Data supplied.

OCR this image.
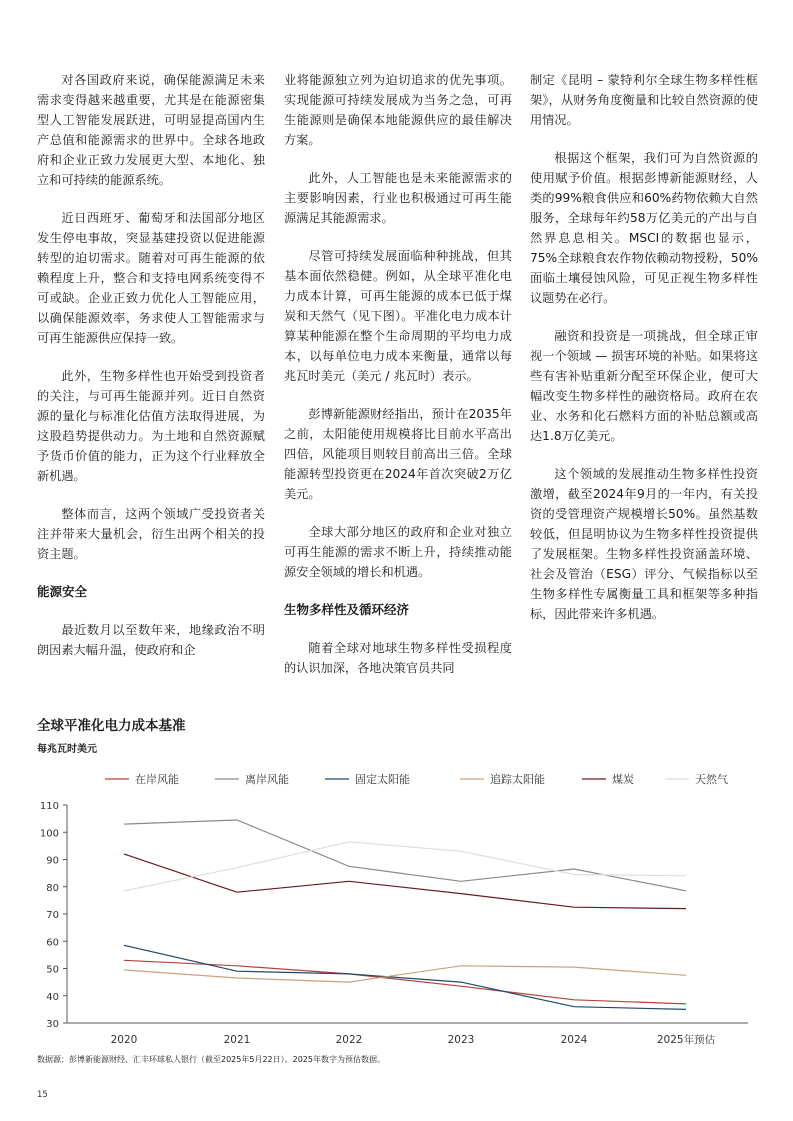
对各国政府来说，确保能源满足未来需求变得越来越重要，尤其是在能源密集型人工智能发展跃进，可明显提高国内生产总值和能源需求的世界中。全球各地政府和企业正致力发展更大型、本地化、独立和可持续的能源系统。

近日西班牙、葡萄牙和法国部分地区发生停电事故，突显基建投资以促进能源转型的迫切需求。随着对可再生能源的依赖程度上升，整合和支持电网系统变得不可或缺。企业正致力优化人工智能应用，以确保能源效率，务求使人工智能需求与可再生能源供应保持一致。

此外，生物多样性也开始受到投资者的关注，与可再生能源并列。近日自然资源的量化与标准化估值方法取得进展，为这股趋势提供动力。为土地和自然资源赋予货币价值的能力，正为这个行业释放全新机遇。

整体而言，这两个领域广受投资者关注并带来大量机会，衍生出两个相关的投资主题。

能源安全

最近数月以至数年来，地缘政治不明朗因素大幅升温，使政府和企

业将能源独立列为迫切追求的优先事项。实现能源可持续发展成为当务之急，可再生能源则是确保本地能源供应的最佳解决方案。

此外，人工智能也是未来能源需求的主要影响因素，行业也积极通过可再生能源满足其能源需求。

尽管可持续发展面临种种挑战，但其基本面依然稳健。例如，从全球平准化电力成本计算，可再生能源的成本已低于煤炭和天然气（见下图）。平准化电力成本计算某种能源在整个生命周期的平均电力成本，以每单位电力成本来衡量，通常以每兆瓦时美元（美元 / 兆瓦时）表示。

彭博新能源财经指出，预计在2035年之前，太阳能使用规模将比目前水平高出四倍，风能项目则较目前高出三倍。全球能源转型投资更在2024年首次突破2万亿美元。

全球大部分地区的政府和企业对独立可再生能源的需求不断上升，持续推动能源安全领域的增长和机遇。

生物多样性及循环经济

随着全球对地球生物多样性受损程度的认识加深，各地决策官员共同

制定《昆明 – 蒙特利尔全球生物多样性框架》，从财务角度衡量和比较自然资源的使用情况。

根据这个框架，我们可为自然资源的使用赋予价值。根据彭博新能源财经，人类的99%粮食供应和60%药物依赖大自然服务，全球每年约58万亿美元的产出与自然界息息相关。MSCI的数据也显示，75%全球粮食农作物依赖动物授粉，50%面临土壤侵蚀风险，可见正视生物多样性议题势在必行。

融资和投资是一项挑战，但全球正审视一个领域 — 损害环境的补贴。如果将这些有害补贴重新分配至环保企业，便可大幅改变生物多样性的融资格局。政府在农业、水务和化石燃料方面的补贴总额或高达1.8万亿美元。

这个领域的发展推动生物多样性投资激增，截至2024年9月的一年内，有关投资的受管理资产规模增长50%。虽然基数较低，但昆明协议为生物多样性投资提供了发展框架。生物多样性投资涵盖环境、社会及管治（ESG）评分、气候指标以至生物多样性专属衡量工具和框架等多种指标，因此带来许多机遇。

全球平准化电力成本基准
每兆瓦时美元
在岸风能	离岸风能	固定太阳能	追踪太阳能	煤炭	天然气
30
40
50
60
70
80
90
100
110
2020	2021	2022	2023	2024	2025年预估
数据源：彭博新能源财经、汇丰环球私人银行（截至2025年5月22日）。2025年数字为预估数据。
15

Objective.
Reproduce the material above in full, exactly, with no images.

Exercise answer.
OCR this image.
对各国政府来说，确保能源满足未来需求变得越来越重要，尤其是在能源密集型人工智能发展跃进，可明显提高国内生产总值和能源需求的世界中。全球各地政府和企业正致力发展更大型、本地化、独立和可持续的能源系统。

近日西班牙、葡萄牙和法国部分地区发生停电事故，突显基建投资以促进能源转型的迫切需求。随着对可再生能源的依赖程度上升，整合和支持电网系统变得不可或缺。企业正致力优化人工智能应用，以确保能源效率，务求使人工智能需求与可再生能源供应保持一致。

此外，生物多样性也开始受到投资者的关注，与可再生能源并列。近日自然资源的量化与标准化估值方法取得进展，为这股趋势提供动力。为土地和自然资源赋予货币价值的能力，正为这个行业释放全新机遇。

整体而言，这两个领域广受投资者关注并带来大量机会，衍生出两个相关的投资主题。

能源安全

最近数月以至数年来，地缘政治不明朗因素大幅升温，使政府和企

业将能源独立列为迫切追求的优先事项。实现能源可持续发展成为当务之急，可再生能源则是确保本地能源供应的最佳解决方案。

此外，人工智能也是未来能源需求的主要影响因素，行业也积极通过可再生能源满足其能源需求。

尽管可持续发展面临种种挑战，但其基本面依然稳健。例如，从全球平准化电力成本计算，可再生能源的成本已低于煤炭和天然气（见下图）。平准化电力成本计算某种能源在整个生命周期的平均电力成本，以每单位电力成本来衡量，通常以每兆瓦时美元（美元 / 兆瓦时）表示。

彭博新能源财经指出，预计在2035年之前，太阳能使用规模将比目前水平高出四倍，风能项目则较目前高出三倍。全球能源转型投资更在2024年首次突破2万亿美元。

全球大部分地区的政府和企业对独立可再生能源的需求不断上升，持续推动能源安全领域的增长和机遇。

生物多样性及循环经济

随着全球对地球生物多样性受损程度的认识加深，各地决策官员共同

制定《昆明 – 蒙特利尔全球生物多样性框架》，从财务角度衡量和比较自然资源的使用情况。

根据这个框架，我们可为自然资源的使用赋予价值。根据彭博新能源财经，人类的99%粮食供应和60%药物依赖大自然服务，全球每年约58万亿美元的产出与自然界息息相关。MSCI的数据也显示，75%全球粮食农作物依赖动物授粉，50%面临土壤侵蚀风险，可见正视生物多样性议题势在必行。

融资和投资是一项挑战，但全球正审视一个领域 — 损害环境的补贴。如果将这些有害补贴重新分配至环保企业，便可大幅改变生物多样性的融资格局。政府在农业、水务和化石燃料方面的补贴总额或高达1.8万亿美元。

这个领域的发展推动生物多样性投资激增，截至2024年9月的一年内，有关投资的受管理资产规模增长50%。虽然基数较低，但昆明协议为生物多样性投资提供了发展框架。生物多样性投资涵盖环境、社会及管治（ESG）评分、气候指标以至生物多样性专属衡量工具和框架等多种指标，因此带来许多机遇。

全球平准化电力成本基准
每兆瓦时美元
在岸风能	离岸风能	固定太阳能	追踪太阳能	煤炭	天然气
30
40
50
60
70
80
90
100
110
2020	2021	2022	2023	2024	2025年预估
数据源：彭博新能源财经、汇丰环球私人银行（截至2025年5月22日）。2025年数字为预估数据。
15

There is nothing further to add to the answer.